(Dataset excerpt)

────────────────────────────────────────

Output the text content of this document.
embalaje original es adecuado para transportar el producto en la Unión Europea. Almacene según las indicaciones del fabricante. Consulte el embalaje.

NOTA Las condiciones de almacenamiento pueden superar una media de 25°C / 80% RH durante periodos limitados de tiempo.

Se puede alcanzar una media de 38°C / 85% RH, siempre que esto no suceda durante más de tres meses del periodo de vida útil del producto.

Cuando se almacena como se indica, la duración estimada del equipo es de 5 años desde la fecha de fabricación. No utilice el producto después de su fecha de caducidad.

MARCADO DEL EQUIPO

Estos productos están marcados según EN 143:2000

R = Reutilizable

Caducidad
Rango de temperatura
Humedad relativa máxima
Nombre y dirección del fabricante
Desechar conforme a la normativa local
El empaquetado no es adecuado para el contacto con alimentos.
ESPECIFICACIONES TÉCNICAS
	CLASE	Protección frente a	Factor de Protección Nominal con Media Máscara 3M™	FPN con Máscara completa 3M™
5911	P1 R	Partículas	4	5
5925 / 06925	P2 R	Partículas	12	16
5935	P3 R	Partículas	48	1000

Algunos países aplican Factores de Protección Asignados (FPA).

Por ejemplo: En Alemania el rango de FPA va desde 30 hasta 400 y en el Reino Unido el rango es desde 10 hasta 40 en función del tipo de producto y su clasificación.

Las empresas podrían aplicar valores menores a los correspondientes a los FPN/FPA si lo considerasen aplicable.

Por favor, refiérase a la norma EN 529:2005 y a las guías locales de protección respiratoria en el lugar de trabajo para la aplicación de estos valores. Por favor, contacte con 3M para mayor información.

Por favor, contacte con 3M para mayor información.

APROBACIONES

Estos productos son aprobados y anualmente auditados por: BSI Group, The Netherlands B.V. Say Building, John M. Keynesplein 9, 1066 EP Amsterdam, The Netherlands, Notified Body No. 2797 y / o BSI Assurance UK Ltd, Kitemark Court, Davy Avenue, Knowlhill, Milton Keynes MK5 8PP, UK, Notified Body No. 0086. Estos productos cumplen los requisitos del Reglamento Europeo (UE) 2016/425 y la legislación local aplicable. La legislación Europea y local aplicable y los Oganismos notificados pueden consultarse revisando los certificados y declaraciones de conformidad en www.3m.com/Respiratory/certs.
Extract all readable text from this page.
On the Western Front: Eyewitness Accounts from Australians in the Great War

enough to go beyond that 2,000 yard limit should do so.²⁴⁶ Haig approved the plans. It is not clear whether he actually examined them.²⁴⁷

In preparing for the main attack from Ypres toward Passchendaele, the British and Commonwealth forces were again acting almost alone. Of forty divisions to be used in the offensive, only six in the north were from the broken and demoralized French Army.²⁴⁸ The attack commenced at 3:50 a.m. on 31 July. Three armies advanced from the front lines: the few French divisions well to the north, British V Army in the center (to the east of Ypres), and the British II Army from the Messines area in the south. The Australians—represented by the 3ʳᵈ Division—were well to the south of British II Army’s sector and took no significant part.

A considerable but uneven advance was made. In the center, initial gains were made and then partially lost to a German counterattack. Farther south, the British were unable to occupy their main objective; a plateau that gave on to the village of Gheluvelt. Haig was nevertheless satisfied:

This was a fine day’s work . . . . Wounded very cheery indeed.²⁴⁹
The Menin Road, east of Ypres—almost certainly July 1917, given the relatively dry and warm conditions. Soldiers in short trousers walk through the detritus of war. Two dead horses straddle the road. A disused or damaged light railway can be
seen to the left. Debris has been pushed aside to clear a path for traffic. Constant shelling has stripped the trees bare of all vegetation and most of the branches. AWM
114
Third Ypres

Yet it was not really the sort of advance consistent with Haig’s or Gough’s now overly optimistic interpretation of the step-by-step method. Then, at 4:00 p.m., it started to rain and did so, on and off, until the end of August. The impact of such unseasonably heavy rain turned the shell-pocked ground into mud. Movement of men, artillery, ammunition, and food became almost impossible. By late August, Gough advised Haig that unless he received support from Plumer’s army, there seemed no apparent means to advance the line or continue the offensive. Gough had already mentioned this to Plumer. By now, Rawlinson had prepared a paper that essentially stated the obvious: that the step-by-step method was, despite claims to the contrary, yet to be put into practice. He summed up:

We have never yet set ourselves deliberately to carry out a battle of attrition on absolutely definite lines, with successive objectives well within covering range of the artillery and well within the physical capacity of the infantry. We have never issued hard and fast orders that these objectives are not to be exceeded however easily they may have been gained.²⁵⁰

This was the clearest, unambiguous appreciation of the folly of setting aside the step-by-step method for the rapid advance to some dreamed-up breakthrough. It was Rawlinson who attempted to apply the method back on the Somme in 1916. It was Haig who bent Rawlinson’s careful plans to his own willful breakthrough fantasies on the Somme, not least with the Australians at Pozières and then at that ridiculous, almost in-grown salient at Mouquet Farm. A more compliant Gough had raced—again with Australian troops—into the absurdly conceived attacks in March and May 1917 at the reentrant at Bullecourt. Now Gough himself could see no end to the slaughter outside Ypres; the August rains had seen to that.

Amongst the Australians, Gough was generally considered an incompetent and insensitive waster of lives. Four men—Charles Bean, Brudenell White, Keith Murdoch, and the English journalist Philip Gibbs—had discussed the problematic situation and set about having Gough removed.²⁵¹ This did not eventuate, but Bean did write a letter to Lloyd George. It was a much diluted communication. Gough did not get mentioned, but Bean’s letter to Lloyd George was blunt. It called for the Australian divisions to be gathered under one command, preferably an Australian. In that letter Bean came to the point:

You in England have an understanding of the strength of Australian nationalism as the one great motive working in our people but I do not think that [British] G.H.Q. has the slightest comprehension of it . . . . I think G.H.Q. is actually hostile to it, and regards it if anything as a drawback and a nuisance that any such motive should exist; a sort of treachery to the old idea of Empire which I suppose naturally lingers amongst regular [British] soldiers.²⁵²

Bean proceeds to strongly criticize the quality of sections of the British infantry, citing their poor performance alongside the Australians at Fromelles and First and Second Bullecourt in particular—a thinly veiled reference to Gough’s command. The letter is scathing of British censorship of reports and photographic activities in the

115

────────────────────────────────────────

Written request
Where a line contains the string "desde", extract that line.

Worked answer
Cuando se almacena como se indica, la duración estimada del equipo es de 5 años desde la fecha de fabricación. No utilice el producto después de su fecha de caducidad.
Por ejemplo: En Alemania el rango de FPA va desde 30 hasta 400 y en el Reino Unido el rango es desde 10 hasta 40 en función del tipo de producto y su clasificación.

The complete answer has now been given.